- [Goal]
Using the entries that follow, collect the lines where the word "text" appears.

- [Records provided]

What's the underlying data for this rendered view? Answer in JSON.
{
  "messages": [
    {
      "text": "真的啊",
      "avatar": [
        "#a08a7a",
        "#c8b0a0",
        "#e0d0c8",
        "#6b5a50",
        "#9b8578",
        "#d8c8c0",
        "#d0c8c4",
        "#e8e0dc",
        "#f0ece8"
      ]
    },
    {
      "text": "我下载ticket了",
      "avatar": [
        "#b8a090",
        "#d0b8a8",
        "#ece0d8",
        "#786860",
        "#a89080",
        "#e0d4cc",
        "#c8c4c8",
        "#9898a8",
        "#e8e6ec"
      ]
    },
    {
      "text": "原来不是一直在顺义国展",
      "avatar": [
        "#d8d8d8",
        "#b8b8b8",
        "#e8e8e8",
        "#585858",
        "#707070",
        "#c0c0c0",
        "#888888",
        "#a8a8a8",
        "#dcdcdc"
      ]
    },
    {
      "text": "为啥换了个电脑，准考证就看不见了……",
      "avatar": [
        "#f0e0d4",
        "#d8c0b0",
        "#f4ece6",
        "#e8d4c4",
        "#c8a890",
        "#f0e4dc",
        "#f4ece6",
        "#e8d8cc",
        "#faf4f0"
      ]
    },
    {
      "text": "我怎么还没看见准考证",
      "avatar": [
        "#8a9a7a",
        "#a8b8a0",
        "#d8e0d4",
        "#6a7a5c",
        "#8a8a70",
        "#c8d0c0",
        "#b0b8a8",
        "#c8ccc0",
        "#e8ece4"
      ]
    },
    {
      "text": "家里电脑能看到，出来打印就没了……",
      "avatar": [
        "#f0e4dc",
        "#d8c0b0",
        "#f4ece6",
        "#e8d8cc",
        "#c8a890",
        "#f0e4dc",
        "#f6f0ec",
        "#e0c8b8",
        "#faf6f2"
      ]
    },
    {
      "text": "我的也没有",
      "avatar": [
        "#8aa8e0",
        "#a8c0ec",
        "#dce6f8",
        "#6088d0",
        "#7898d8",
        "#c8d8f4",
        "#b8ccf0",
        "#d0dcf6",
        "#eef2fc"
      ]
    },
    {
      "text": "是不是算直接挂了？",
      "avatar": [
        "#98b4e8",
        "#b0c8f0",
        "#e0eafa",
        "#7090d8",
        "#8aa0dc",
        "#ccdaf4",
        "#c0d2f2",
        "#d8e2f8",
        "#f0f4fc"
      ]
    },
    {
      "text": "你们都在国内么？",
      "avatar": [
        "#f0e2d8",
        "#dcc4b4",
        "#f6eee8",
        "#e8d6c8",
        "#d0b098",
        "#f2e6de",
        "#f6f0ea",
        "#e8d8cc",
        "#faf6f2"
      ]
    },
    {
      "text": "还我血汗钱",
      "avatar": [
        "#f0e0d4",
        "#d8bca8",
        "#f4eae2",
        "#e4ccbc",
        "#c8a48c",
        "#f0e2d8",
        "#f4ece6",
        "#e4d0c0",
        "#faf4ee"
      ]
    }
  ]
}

- [Task output]
      "text": "真的啊",
      "text": "我下载ticket了",
      "text": "原来不是一直在顺义国展",
      "text": "为啥换了个电脑，准考证就看不见了……",
      "text": "我怎么还没看见准考证",
      "text": "家里电脑能看到，出来打印就没了……",
      "text": "我的也没有",
      "text": "是不是算直接挂了？",
      "text": "你们都在国内么？",
      "text": "还我血汗钱",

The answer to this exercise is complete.